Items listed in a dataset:
▽
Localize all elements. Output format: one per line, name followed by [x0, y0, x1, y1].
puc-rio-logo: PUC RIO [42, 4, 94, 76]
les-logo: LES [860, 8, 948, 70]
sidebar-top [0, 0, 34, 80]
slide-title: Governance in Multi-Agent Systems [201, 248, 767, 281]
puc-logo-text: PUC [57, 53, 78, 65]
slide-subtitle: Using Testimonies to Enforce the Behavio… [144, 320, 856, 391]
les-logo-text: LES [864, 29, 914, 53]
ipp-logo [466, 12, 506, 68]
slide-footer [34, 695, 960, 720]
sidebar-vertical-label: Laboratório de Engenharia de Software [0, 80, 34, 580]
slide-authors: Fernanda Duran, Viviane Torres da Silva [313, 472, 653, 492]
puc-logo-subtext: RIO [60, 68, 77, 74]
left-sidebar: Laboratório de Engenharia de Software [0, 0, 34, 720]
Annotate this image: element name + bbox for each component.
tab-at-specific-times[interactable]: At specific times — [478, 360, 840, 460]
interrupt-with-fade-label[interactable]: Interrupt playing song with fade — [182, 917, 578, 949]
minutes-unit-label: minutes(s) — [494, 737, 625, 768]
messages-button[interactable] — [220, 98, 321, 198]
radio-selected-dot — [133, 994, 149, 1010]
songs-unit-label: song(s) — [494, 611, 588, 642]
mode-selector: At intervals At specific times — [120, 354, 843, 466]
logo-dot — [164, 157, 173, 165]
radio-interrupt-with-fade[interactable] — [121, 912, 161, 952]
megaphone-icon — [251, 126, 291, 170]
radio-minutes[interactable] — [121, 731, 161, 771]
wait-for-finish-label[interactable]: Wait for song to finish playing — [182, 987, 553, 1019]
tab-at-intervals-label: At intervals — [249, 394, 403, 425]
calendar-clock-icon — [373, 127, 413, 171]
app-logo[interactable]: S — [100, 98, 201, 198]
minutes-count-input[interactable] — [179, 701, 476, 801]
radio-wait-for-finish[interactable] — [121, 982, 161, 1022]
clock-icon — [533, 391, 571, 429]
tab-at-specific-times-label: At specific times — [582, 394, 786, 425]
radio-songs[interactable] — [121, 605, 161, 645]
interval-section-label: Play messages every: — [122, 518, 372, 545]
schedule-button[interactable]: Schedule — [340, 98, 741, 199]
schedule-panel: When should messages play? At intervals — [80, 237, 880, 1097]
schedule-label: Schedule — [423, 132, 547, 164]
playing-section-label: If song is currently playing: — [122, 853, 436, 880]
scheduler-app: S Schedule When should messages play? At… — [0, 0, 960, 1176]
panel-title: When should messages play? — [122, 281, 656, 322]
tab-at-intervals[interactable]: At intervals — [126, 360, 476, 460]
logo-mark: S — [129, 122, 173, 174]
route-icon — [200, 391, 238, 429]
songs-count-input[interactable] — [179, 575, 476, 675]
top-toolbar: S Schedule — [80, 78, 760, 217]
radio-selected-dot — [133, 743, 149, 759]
△
▸ **What you need to do**: Could you write out, unchanged, every line from the first one through the line containing "songs-unit-label: song(s) —"?

▸ **The reply**:
Localize all elements. Output format: one per line, name followed by [x0, y0, x1, y1].
puc-rio-logo: PUC RIO [42, 4, 94, 76]
les-logo: LES [860, 8, 948, 70]
sidebar-top [0, 0, 34, 80]
slide-title: Governance in Multi-Agent Systems [201, 248, 767, 281]
puc-logo-text: PUC [57, 53, 78, 65]
slide-subtitle: Using Testimonies to Enforce the Behavio… [144, 320, 856, 391]
les-logo-text: LES [864, 29, 914, 53]
ipp-logo [466, 12, 506, 68]
slide-footer [34, 695, 960, 720]
sidebar-vertical-label: Laboratório de Engenharia de Software [0, 80, 34, 580]
slide-authors: Fernanda Duran, Viviane Torres da Silva [313, 472, 653, 492]
puc-logo-subtext: RIO [60, 68, 77, 74]
left-sidebar: Laboratório de Engenharia de Software [0, 0, 34, 720]
Annotate this image: element name + bbox for each component.
tab-at-specific-times[interactable]: At specific times — [478, 360, 840, 460]
interrupt-with-fade-label[interactable]: Interrupt playing song with fade — [182, 917, 578, 949]
minutes-unit-label: minutes(s) — [494, 737, 625, 768]
messages-button[interactable] — [220, 98, 321, 198]
radio-selected-dot — [133, 994, 149, 1010]
songs-unit-label: song(s) — [494, 611, 588, 642]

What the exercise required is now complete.